## START

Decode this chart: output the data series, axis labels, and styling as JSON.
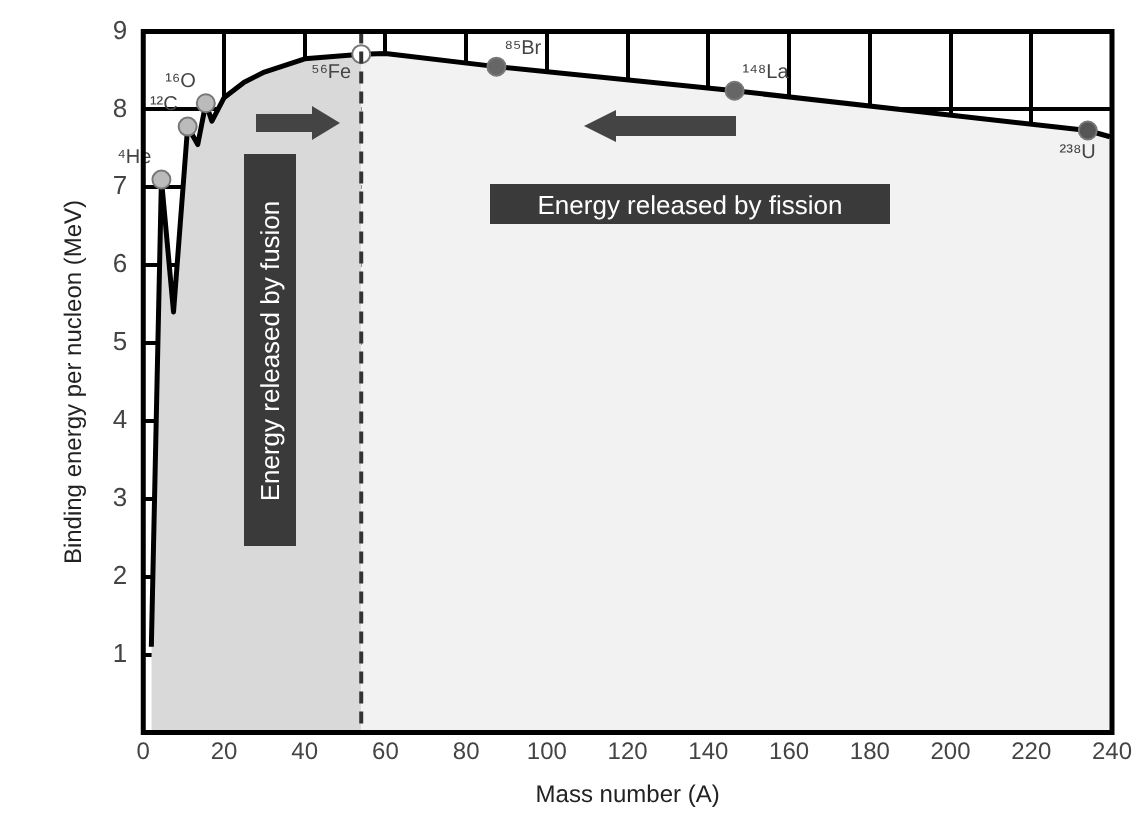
{
  "chart_data": {
    "type": "area",
    "xlabel": "Mass number (A)",
    "ylabel": "Binding energy per nucleon (MeV)",
    "xlim": [
      0,
      240
    ],
    "xticks": [
      0,
      20,
      40,
      60,
      80,
      100,
      120,
      140,
      160,
      180,
      200,
      220,
      240
    ],
    "ylim": [
      0,
      9
    ],
    "yticks": [
      1,
      2,
      3,
      4,
      5,
      6,
      7,
      8,
      9
    ],
    "grid": true,
    "legend": false,
    "series": [
      {
        "color": "#d9d9d9",
        "marker": "none",
        "x": [
          2,
          4.5,
          7.5,
          11,
          13.5,
          15.5,
          17,
          20,
          25,
          30,
          40,
          54
        ],
        "values": [
          1.1,
          7.1,
          5.4,
          7.78,
          7.55,
          8.08,
          7.85,
          8.15,
          8.35,
          8.48,
          8.65,
          8.71
        ]
      },
      {
        "color": "#f2f2f2",
        "marker": "none",
        "x": [
          54,
          60,
          87.5,
          146.5,
          234,
          239.5
        ],
        "values": [
          8.71,
          8.72,
          8.55,
          8.24,
          7.73,
          7.65
        ]
      },
      {
        "type": "scatter",
        "marker": "circle",
        "x": [
          4.5,
          11,
          15.5,
          54,
          87.5,
          146.5,
          234
        ],
        "values": [
          7.1,
          7.78,
          8.08,
          8.71,
          8.55,
          8.24,
          7.73
        ],
        "colors": [
          "#bbbbbb",
          "#bbbbbb",
          "#bbbbbb",
          "#ffffff",
          "#666666",
          "#666666",
          "#555555"
        ]
      }
    ],
    "ref_lines": [
      {
        "axis": "x",
        "value": 54,
        "color": "#333333",
        "line_style": "dashed"
      }
    ],
    "annotations": [
      {
        "text": "⁴He",
        "x": 4.5,
        "y": 7.1
      },
      {
        "text": "¹²C",
        "x": 11,
        "y": 7.78
      },
      {
        "text": "¹⁶O",
        "x": 15.5,
        "y": 8.08
      },
      {
        "text": "⁵⁶Fe",
        "x": 54,
        "y": 8.71
      },
      {
        "text": "⁸⁵Br",
        "x": 87.5,
        "y": 8.55
      },
      {
        "text": "¹⁴⁸La",
        "x": 146.5,
        "y": 8.24
      },
      {
        "text": "²³⁸U",
        "x": 234,
        "y": 7.73
      },
      "Energy released by fusion",
      "Energy released by fission"
    ]
  }
}
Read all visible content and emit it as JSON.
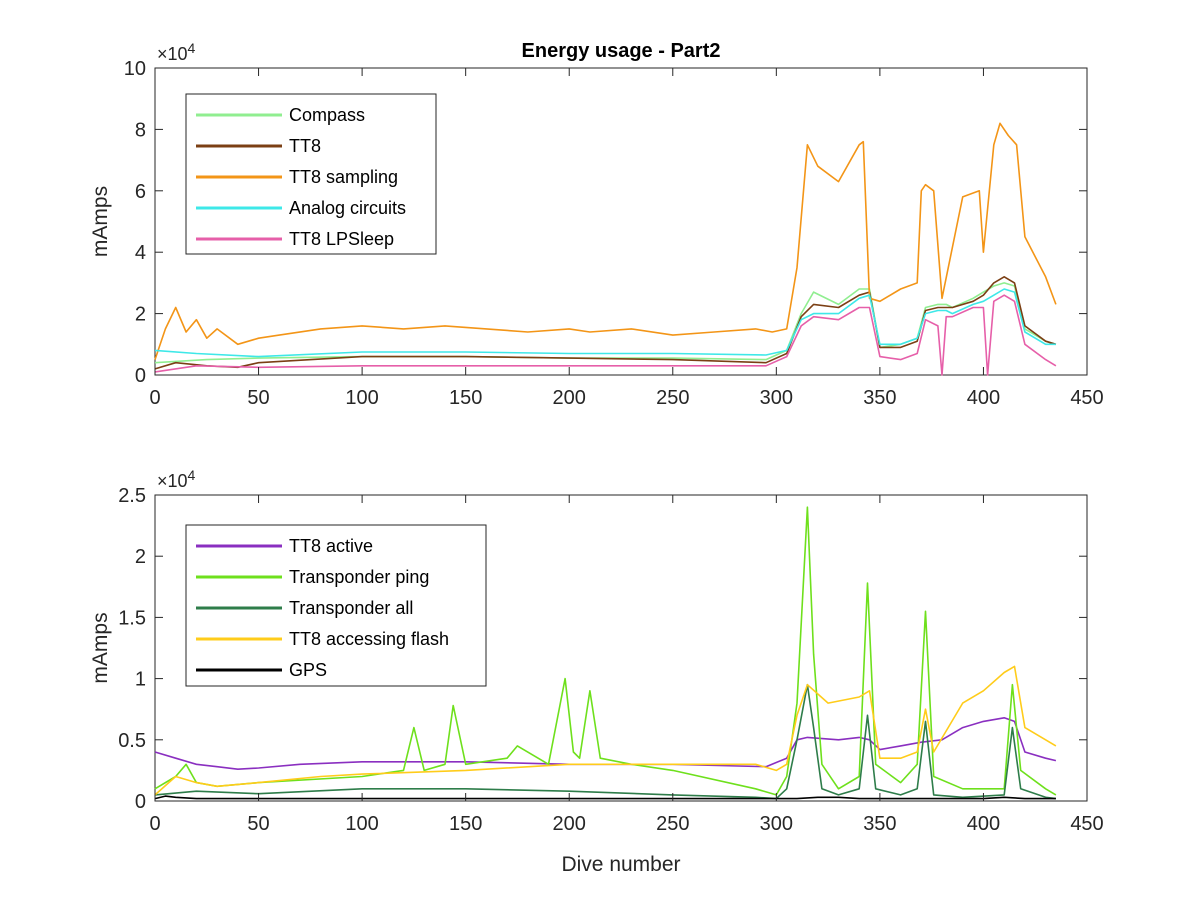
{
  "chart_data": [
    {
      "type": "line",
      "title": "Energy usage - Part2",
      "xlabel": "",
      "ylabel": "mAmps",
      "y_exponent_label": "×10",
      "y_exponent_power": "4",
      "xlim": [
        0,
        450
      ],
      "ylim": [
        0,
        10
      ],
      "y_scale_factor": 10000,
      "x_ticks": [
        "0",
        "50",
        "100",
        "150",
        "200",
        "250",
        "300",
        "350",
        "400",
        "450"
      ],
      "y_ticks": [
        "0",
        "2",
        "4",
        "6",
        "8",
        "10"
      ],
      "grid": false,
      "legend_position": "top-left",
      "series": [
        {
          "name": "Compass",
          "color": "#90ee90",
          "x": [
            0,
            25,
            50,
            100,
            150,
            200,
            250,
            295,
            305,
            312,
            318,
            330,
            340,
            345,
            350,
            360,
            368,
            372,
            378,
            382,
            385,
            395,
            400,
            405,
            410,
            415,
            420,
            430,
            435
          ],
          "y": [
            0.4,
            0.5,
            0.55,
            0.6,
            0.6,
            0.55,
            0.55,
            0.5,
            0.8,
            2.0,
            2.7,
            2.3,
            2.8,
            2.8,
            0.9,
            1.0,
            1.2,
            2.2,
            2.3,
            2.3,
            2.2,
            2.5,
            2.7,
            2.9,
            3.0,
            2.9,
            1.5,
            1.1,
            1.0
          ]
        },
        {
          "name": "TT8",
          "color": "#7b3f14",
          "x": [
            0,
            10,
            25,
            40,
            50,
            100,
            150,
            200,
            250,
            295,
            305,
            312,
            318,
            330,
            340,
            345,
            350,
            360,
            368,
            372,
            378,
            382,
            385,
            395,
            400,
            405,
            410,
            415,
            420,
            430,
            435
          ],
          "y": [
            0.2,
            0.4,
            0.3,
            0.25,
            0.4,
            0.6,
            0.6,
            0.55,
            0.5,
            0.4,
            0.7,
            1.9,
            2.3,
            2.2,
            2.6,
            2.7,
            0.9,
            0.9,
            1.1,
            2.1,
            2.2,
            2.2,
            2.2,
            2.4,
            2.6,
            3.0,
            3.2,
            3.0,
            1.6,
            1.1,
            1.0
          ]
        },
        {
          "name": "TT8 sampling",
          "color": "#f39517",
          "x": [
            0,
            5,
            10,
            15,
            20,
            25,
            30,
            40,
            50,
            60,
            80,
            100,
            120,
            140,
            160,
            180,
            200,
            210,
            230,
            250,
            270,
            290,
            298,
            305,
            310,
            315,
            320,
            330,
            340,
            342,
            345,
            350,
            360,
            368,
            370,
            372,
            376,
            380,
            390,
            398,
            400,
            405,
            408,
            412,
            416,
            420,
            430,
            435
          ],
          "y": [
            0.5,
            1.5,
            2.2,
            1.4,
            1.8,
            1.2,
            1.5,
            1.0,
            1.2,
            1.3,
            1.5,
            1.6,
            1.5,
            1.6,
            1.5,
            1.4,
            1.5,
            1.4,
            1.5,
            1.3,
            1.4,
            1.5,
            1.4,
            1.5,
            3.5,
            7.5,
            6.8,
            6.3,
            7.5,
            7.6,
            2.5,
            2.4,
            2.8,
            3.0,
            6.0,
            6.2,
            6.0,
            2.5,
            5.8,
            6.0,
            4.0,
            7.5,
            8.2,
            7.8,
            7.5,
            4.5,
            3.2,
            2.3
          ]
        },
        {
          "name": "Analog circuits",
          "color": "#3ee8e8",
          "x": [
            0,
            20,
            50,
            100,
            150,
            200,
            250,
            295,
            305,
            312,
            318,
            330,
            340,
            345,
            350,
            360,
            368,
            372,
            378,
            382,
            385,
            395,
            400,
            405,
            410,
            415,
            420,
            430,
            435
          ],
          "y": [
            0.8,
            0.7,
            0.6,
            0.75,
            0.75,
            0.7,
            0.7,
            0.65,
            0.8,
            1.8,
            2.0,
            2.0,
            2.5,
            2.6,
            1.0,
            1.0,
            1.2,
            2.0,
            2.1,
            2.1,
            2.0,
            2.3,
            2.4,
            2.6,
            2.8,
            2.7,
            1.4,
            1.0,
            1.0
          ]
        },
        {
          "name": "TT8 LPSleep",
          "color": "#e65fa9",
          "x": [
            0,
            20,
            50,
            100,
            150,
            200,
            250,
            295,
            305,
            312,
            318,
            330,
            340,
            345,
            350,
            360,
            368,
            372,
            378,
            380,
            382,
            385,
            395,
            400,
            402,
            405,
            410,
            415,
            420,
            430,
            435
          ],
          "y": [
            0.1,
            0.3,
            0.25,
            0.3,
            0.3,
            0.3,
            0.3,
            0.3,
            0.6,
            1.6,
            1.9,
            1.8,
            2.2,
            2.2,
            0.6,
            0.5,
            0.7,
            1.8,
            1.6,
            0.0,
            1.9,
            1.9,
            2.2,
            2.2,
            0.0,
            2.4,
            2.6,
            2.4,
            1.0,
            0.5,
            0.3
          ]
        }
      ]
    },
    {
      "type": "line",
      "title": "",
      "xlabel": "Dive number",
      "ylabel": "mAmps",
      "y_exponent_label": "×10",
      "y_exponent_power": "4",
      "xlim": [
        0,
        450
      ],
      "ylim": [
        0,
        2.5
      ],
      "y_scale_factor": 10000,
      "x_ticks": [
        "0",
        "50",
        "100",
        "150",
        "200",
        "250",
        "300",
        "350",
        "400",
        "450"
      ],
      "y_ticks": [
        "0",
        "0.5",
        "1",
        "1.5",
        "2",
        "2.5"
      ],
      "grid": false,
      "legend_position": "top-left",
      "series": [
        {
          "name": "TT8 active",
          "color": "#8a2fc0",
          "x": [
            0,
            10,
            20,
            30,
            40,
            50,
            70,
            100,
            150,
            200,
            250,
            295,
            305,
            310,
            315,
            330,
            340,
            345,
            350,
            360,
            370,
            380,
            390,
            400,
            410,
            415,
            420,
            430,
            435
          ],
          "y": [
            0.4,
            0.35,
            0.3,
            0.28,
            0.26,
            0.27,
            0.3,
            0.32,
            0.32,
            0.3,
            0.3,
            0.28,
            0.35,
            0.5,
            0.52,
            0.5,
            0.52,
            0.5,
            0.42,
            0.45,
            0.48,
            0.5,
            0.6,
            0.65,
            0.68,
            0.65,
            0.4,
            0.35,
            0.33
          ]
        },
        {
          "name": "Transponder ping",
          "color": "#6ee01c",
          "x": [
            0,
            10,
            15,
            20,
            30,
            50,
            100,
            120,
            125,
            130,
            140,
            144,
            150,
            170,
            175,
            190,
            198,
            202,
            205,
            210,
            215,
            230,
            250,
            290,
            300,
            305,
            310,
            315,
            318,
            322,
            330,
            340,
            344,
            348,
            360,
            368,
            372,
            376,
            390,
            410,
            414,
            418,
            430,
            435
          ],
          "y": [
            0.1,
            0.2,
            0.3,
            0.15,
            0.12,
            0.15,
            0.2,
            0.25,
            0.6,
            0.25,
            0.3,
            0.78,
            0.3,
            0.35,
            0.45,
            0.3,
            1.0,
            0.4,
            0.35,
            0.9,
            0.35,
            0.3,
            0.25,
            0.1,
            0.05,
            0.2,
            0.8,
            2.4,
            1.2,
            0.3,
            0.1,
            0.2,
            1.78,
            0.3,
            0.15,
            0.3,
            1.55,
            0.2,
            0.1,
            0.1,
            0.95,
            0.25,
            0.1,
            0.05
          ]
        },
        {
          "name": "Transponder all",
          "color": "#2e7d4a",
          "x": [
            0,
            20,
            50,
            100,
            150,
            200,
            250,
            290,
            300,
            305,
            310,
            315,
            318,
            322,
            330,
            340,
            344,
            348,
            360,
            368,
            372,
            376,
            390,
            410,
            414,
            418,
            430,
            435
          ],
          "y": [
            0.05,
            0.08,
            0.06,
            0.1,
            0.1,
            0.08,
            0.05,
            0.03,
            0.02,
            0.1,
            0.5,
            0.95,
            0.6,
            0.1,
            0.05,
            0.1,
            0.7,
            0.1,
            0.05,
            0.1,
            0.65,
            0.05,
            0.03,
            0.05,
            0.6,
            0.1,
            0.03,
            0.02
          ]
        },
        {
          "name": "TT8 accessing flash",
          "color": "#ffcc1a",
          "x": [
            0,
            10,
            20,
            30,
            50,
            80,
            100,
            150,
            200,
            250,
            290,
            300,
            305,
            310,
            315,
            325,
            340,
            345,
            350,
            360,
            368,
            372,
            376,
            390,
            400,
            410,
            415,
            420,
            430,
            435
          ],
          "y": [
            0.05,
            0.2,
            0.15,
            0.12,
            0.15,
            0.2,
            0.22,
            0.25,
            0.3,
            0.3,
            0.3,
            0.25,
            0.3,
            0.7,
            0.95,
            0.8,
            0.85,
            0.9,
            0.35,
            0.35,
            0.4,
            0.75,
            0.4,
            0.8,
            0.9,
            1.05,
            1.1,
            0.6,
            0.5,
            0.45
          ]
        },
        {
          "name": "GPS",
          "color": "#000000",
          "x": [
            0,
            5,
            10,
            20,
            50,
            100,
            150,
            200,
            250,
            300,
            310,
            320,
            330,
            340,
            350,
            360,
            400,
            410,
            420,
            435
          ],
          "y": [
            0.02,
            0.04,
            0.03,
            0.02,
            0.02,
            0.02,
            0.02,
            0.02,
            0.02,
            0.02,
            0.02,
            0.03,
            0.03,
            0.02,
            0.02,
            0.02,
            0.02,
            0.03,
            0.02,
            0.02
          ]
        }
      ]
    }
  ]
}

## END

- _THE REQUEST_
Pull out and copy each line containing the string "axis".

- _FINISHED EXERCISE_
Decode this chart: output the data series, axis labels, and styling as JSON.
        "axis": "x",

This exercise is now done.